TASK DETAILS: Tally the lines containing the word "Risk" and give the total alone.

····················

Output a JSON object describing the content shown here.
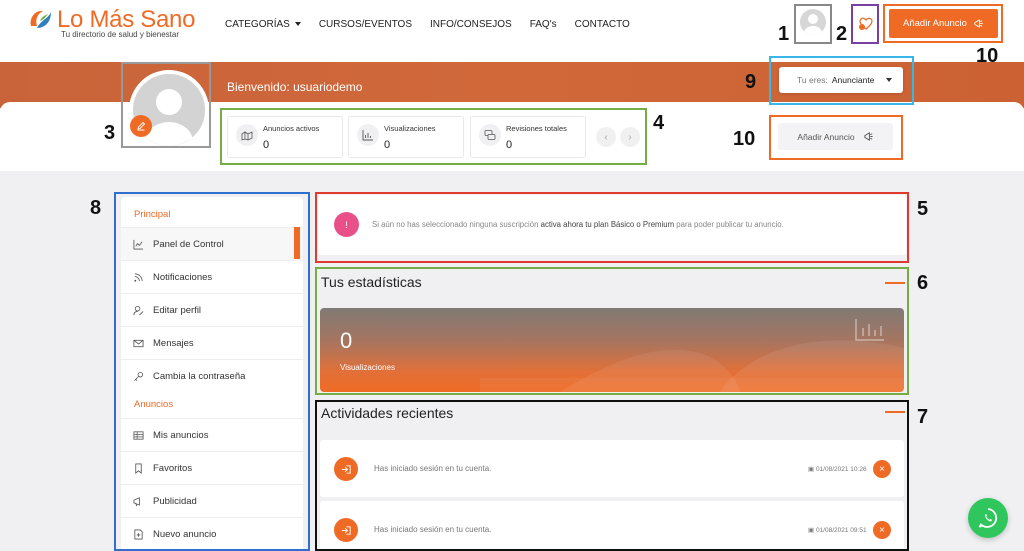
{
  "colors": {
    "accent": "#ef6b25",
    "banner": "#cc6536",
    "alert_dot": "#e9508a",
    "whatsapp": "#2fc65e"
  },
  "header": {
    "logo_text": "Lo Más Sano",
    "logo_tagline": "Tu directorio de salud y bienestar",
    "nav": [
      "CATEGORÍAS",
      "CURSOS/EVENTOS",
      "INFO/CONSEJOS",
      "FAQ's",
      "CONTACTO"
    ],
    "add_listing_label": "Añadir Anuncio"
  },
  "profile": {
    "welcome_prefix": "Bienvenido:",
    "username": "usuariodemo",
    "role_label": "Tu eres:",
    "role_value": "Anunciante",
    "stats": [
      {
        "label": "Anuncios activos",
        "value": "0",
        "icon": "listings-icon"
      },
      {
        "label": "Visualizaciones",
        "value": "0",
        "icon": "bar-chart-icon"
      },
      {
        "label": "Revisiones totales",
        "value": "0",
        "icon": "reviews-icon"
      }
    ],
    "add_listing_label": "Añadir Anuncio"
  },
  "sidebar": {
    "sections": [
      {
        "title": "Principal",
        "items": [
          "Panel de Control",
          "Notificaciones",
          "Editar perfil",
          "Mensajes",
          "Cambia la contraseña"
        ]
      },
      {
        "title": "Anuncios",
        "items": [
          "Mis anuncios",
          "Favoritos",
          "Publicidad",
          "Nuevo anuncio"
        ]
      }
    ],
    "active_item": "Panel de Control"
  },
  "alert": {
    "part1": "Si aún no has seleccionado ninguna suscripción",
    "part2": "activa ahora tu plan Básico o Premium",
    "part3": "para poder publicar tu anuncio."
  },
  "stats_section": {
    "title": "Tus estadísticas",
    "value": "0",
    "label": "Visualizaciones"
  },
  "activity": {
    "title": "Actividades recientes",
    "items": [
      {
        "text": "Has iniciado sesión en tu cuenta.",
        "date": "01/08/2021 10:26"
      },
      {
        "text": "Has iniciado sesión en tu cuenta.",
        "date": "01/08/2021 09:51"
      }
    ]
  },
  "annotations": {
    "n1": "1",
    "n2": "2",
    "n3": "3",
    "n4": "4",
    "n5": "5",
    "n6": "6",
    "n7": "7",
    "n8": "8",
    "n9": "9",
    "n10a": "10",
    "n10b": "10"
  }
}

····················

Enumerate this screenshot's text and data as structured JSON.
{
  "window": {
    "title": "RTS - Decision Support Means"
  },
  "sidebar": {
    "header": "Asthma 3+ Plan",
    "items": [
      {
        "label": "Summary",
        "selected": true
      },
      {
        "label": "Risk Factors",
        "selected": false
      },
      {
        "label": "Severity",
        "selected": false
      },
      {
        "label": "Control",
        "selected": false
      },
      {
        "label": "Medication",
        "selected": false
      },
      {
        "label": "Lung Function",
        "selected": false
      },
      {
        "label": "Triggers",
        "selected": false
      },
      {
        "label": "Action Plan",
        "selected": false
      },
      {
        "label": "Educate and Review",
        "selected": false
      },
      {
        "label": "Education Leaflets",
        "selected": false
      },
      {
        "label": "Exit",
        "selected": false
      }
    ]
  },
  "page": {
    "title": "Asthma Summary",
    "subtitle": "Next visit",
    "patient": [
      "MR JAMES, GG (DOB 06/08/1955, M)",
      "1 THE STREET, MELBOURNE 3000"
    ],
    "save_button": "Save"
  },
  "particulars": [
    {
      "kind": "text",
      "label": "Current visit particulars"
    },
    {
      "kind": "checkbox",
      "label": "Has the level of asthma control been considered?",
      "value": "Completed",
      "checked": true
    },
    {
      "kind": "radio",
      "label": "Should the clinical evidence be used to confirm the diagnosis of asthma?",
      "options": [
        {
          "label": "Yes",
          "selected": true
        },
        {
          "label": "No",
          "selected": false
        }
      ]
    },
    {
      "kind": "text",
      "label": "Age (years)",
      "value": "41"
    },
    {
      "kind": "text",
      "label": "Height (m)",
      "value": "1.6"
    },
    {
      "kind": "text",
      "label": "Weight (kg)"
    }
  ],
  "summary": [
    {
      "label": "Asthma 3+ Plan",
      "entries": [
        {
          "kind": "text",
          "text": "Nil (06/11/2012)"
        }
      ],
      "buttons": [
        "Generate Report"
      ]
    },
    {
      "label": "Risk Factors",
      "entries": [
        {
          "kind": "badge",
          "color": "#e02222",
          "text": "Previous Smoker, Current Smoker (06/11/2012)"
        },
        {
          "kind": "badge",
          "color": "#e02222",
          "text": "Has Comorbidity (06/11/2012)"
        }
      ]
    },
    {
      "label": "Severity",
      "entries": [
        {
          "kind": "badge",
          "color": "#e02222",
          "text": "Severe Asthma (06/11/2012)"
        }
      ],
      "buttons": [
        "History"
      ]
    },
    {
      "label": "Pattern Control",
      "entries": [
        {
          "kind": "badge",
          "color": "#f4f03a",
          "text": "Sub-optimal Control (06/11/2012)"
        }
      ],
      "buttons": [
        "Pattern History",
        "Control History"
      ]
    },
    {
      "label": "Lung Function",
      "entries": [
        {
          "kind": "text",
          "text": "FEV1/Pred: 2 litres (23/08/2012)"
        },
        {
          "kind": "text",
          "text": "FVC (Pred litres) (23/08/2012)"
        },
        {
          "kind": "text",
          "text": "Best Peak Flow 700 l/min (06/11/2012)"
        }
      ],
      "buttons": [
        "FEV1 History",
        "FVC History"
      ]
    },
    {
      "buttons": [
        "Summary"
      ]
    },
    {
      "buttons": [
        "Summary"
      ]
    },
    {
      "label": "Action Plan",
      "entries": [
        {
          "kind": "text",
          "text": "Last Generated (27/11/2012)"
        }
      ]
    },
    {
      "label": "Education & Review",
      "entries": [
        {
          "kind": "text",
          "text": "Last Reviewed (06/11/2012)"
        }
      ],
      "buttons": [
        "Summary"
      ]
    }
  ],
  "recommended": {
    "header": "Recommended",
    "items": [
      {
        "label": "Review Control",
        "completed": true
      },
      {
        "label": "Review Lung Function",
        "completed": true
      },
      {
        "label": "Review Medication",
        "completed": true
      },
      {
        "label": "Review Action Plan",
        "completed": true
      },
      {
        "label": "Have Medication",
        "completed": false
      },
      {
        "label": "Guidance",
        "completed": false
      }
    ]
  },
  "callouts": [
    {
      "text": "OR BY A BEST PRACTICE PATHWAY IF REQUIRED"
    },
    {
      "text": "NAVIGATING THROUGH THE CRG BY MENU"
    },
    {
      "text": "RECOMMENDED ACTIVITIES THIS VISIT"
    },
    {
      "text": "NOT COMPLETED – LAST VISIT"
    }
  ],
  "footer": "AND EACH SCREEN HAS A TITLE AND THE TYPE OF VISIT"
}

····················

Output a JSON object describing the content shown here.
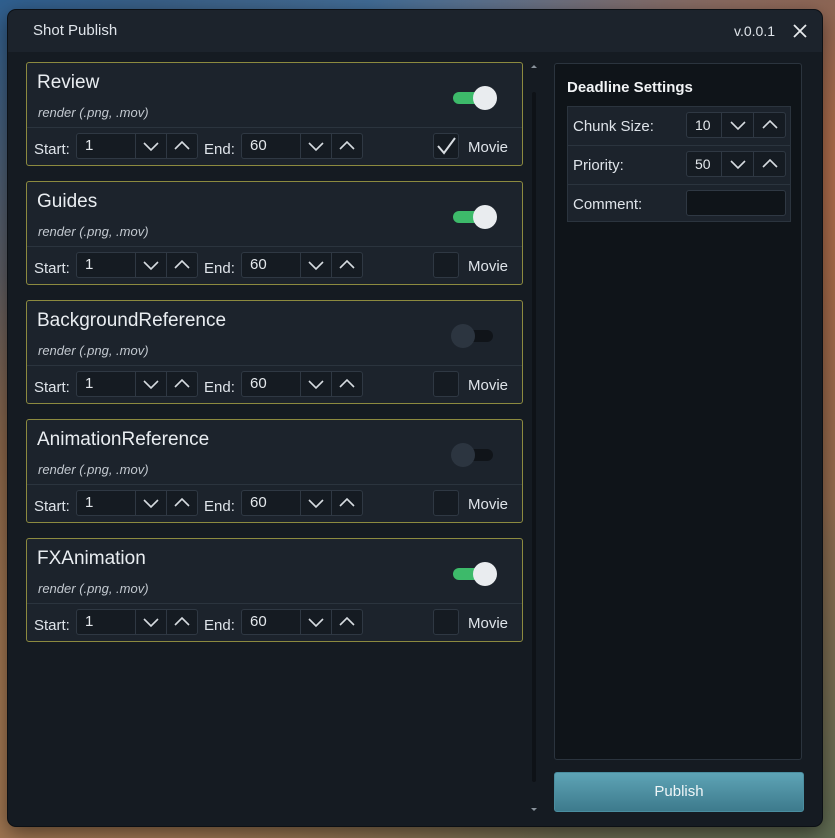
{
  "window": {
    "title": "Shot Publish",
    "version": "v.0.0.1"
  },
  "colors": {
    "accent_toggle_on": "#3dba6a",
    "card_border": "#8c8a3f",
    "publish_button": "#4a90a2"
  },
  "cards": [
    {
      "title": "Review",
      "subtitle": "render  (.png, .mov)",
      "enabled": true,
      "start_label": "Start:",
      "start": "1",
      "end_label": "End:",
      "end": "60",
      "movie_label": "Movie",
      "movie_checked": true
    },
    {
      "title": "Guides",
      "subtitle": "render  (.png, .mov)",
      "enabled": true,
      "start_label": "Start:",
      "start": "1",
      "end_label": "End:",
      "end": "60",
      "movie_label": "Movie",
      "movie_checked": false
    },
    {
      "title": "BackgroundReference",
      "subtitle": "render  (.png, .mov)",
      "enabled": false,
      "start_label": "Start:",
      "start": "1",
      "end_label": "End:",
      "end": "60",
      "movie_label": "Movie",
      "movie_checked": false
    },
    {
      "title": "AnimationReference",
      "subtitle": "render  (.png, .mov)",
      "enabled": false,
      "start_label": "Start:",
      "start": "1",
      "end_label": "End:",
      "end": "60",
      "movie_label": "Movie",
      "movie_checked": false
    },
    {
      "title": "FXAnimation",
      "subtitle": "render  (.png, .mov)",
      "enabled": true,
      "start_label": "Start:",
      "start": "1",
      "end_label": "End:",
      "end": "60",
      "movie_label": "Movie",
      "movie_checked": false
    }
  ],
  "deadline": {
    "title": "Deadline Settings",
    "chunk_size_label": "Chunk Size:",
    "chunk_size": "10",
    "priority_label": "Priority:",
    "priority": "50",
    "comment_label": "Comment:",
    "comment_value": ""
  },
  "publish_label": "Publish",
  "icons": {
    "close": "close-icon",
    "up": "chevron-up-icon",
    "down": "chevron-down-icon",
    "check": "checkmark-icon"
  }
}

····················

ANSWER BELOW: 2